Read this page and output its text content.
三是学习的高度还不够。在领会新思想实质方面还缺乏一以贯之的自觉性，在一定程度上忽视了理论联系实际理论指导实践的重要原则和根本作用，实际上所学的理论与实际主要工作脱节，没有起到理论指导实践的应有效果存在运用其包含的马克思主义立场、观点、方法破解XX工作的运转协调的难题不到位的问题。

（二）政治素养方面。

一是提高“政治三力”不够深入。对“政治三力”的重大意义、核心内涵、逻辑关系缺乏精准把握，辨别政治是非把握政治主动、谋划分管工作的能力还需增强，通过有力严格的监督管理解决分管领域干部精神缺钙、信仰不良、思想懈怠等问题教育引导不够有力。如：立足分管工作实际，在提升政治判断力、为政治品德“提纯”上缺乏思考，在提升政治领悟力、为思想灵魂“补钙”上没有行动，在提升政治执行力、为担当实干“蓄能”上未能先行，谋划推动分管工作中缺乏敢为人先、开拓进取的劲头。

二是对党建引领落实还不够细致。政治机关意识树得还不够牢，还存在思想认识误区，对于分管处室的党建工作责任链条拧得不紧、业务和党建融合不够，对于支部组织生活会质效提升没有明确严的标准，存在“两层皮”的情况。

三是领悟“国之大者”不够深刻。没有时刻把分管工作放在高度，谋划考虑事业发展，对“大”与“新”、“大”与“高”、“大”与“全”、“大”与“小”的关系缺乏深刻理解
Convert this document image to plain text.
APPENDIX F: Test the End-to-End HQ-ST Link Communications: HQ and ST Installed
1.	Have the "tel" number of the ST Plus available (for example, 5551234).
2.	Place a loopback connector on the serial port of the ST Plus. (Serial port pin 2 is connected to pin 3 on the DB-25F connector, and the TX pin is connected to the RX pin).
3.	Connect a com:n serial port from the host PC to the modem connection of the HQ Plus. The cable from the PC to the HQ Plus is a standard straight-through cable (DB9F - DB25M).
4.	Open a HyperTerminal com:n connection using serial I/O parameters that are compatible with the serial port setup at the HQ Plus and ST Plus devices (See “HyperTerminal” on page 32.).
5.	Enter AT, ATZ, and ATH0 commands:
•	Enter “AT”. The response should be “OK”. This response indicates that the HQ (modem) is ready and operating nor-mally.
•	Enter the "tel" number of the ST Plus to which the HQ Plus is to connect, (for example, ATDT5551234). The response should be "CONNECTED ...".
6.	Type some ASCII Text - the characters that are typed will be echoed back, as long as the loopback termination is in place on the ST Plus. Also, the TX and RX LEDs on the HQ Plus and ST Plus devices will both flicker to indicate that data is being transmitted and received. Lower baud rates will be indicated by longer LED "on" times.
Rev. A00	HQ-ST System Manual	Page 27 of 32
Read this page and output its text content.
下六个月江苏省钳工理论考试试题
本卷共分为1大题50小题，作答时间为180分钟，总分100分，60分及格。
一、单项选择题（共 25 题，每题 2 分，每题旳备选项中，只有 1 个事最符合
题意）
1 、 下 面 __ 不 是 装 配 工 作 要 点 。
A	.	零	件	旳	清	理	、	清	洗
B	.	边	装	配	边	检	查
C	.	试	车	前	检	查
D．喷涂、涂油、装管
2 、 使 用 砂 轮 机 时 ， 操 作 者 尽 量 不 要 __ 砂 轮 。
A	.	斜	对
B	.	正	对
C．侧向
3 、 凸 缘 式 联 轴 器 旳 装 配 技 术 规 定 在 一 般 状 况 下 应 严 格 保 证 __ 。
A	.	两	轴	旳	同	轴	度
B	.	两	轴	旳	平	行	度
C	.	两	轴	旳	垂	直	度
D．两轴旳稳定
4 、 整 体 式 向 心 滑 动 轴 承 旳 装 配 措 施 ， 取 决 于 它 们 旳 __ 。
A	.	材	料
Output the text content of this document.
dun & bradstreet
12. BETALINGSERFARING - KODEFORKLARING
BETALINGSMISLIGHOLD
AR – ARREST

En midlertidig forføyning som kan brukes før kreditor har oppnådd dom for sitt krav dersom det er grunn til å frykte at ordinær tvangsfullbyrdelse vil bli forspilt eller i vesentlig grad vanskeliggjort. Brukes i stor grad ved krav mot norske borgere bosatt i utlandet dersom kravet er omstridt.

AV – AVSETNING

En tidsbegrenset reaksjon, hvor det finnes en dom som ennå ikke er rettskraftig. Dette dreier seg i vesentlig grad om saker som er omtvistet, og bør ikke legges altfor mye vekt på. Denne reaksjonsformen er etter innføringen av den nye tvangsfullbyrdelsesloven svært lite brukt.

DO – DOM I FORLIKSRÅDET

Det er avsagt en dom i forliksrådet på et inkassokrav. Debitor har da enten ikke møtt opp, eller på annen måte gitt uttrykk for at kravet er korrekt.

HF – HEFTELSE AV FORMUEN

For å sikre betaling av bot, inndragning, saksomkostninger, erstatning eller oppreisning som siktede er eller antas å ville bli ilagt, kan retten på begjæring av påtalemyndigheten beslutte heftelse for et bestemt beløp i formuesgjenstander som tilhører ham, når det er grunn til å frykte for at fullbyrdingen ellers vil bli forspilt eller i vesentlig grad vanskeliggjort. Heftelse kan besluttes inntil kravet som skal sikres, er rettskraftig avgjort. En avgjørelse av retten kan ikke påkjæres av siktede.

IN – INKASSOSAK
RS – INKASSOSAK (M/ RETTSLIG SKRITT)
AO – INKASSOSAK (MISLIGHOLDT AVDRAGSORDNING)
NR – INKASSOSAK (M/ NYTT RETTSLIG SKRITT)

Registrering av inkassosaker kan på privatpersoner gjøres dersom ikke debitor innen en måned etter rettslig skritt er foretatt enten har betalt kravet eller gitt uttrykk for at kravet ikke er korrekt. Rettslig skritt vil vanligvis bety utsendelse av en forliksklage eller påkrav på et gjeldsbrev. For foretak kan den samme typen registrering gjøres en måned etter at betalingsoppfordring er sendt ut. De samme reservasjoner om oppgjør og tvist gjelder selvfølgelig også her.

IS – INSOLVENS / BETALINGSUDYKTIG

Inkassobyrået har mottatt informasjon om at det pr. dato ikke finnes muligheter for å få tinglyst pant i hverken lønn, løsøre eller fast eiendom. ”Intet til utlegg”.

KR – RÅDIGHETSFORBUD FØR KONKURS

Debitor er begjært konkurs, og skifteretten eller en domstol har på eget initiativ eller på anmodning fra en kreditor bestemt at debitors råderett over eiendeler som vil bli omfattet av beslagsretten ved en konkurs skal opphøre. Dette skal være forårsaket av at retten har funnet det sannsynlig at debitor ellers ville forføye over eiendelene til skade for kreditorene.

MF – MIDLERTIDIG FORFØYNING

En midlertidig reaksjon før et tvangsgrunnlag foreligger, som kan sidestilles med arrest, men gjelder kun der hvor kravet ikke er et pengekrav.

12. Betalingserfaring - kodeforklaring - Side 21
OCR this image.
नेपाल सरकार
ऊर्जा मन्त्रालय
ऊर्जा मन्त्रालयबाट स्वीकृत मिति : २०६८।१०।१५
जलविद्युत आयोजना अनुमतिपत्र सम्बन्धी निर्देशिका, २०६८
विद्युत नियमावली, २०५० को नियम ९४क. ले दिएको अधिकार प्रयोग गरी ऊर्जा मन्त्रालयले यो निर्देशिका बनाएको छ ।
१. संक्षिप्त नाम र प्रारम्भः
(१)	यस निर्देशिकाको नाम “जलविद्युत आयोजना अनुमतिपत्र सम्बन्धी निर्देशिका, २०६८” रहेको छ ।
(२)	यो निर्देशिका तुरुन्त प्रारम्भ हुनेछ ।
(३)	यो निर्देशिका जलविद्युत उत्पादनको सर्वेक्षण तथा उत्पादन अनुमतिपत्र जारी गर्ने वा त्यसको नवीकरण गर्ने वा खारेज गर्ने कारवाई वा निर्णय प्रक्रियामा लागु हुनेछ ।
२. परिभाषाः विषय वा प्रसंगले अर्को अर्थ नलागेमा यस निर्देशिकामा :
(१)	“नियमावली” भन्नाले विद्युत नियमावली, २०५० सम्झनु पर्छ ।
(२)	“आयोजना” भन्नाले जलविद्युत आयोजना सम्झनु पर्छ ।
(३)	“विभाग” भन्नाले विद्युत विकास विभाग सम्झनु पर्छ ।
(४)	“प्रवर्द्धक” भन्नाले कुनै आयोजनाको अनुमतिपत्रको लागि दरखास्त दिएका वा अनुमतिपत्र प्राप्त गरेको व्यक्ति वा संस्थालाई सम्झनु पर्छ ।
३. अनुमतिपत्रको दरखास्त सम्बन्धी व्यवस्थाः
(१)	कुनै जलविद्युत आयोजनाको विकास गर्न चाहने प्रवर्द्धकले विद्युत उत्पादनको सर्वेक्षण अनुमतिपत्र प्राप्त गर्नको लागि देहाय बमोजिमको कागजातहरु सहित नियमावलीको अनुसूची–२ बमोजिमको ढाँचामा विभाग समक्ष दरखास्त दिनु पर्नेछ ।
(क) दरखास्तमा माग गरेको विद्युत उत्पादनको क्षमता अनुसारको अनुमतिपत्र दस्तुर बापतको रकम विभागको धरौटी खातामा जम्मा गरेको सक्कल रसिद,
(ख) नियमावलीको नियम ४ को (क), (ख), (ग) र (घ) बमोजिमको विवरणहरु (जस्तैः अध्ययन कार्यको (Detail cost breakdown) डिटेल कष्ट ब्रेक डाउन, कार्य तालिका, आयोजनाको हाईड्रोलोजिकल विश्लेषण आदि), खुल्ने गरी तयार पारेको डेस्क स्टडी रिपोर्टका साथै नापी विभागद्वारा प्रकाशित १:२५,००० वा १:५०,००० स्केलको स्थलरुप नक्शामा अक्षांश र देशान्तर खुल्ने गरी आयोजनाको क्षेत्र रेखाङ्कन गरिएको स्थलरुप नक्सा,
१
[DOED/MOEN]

◆ ◆ ◆ ◆

Select every line in the material above where the string "connection" occurs, and copy it.

3.	Connect a com:n serial port from the host PC to the modem connection of the HQ Plus. The cable from the PC to the HQ Plus is a standard straight-through cable (DB9F - DB25M).
4.	Open a HyperTerminal com:n connection using serial I/O parameters that are compatible with the serial port setup at the HQ Plus and ST Plus devices (See “HyperTerminal” on page 32.).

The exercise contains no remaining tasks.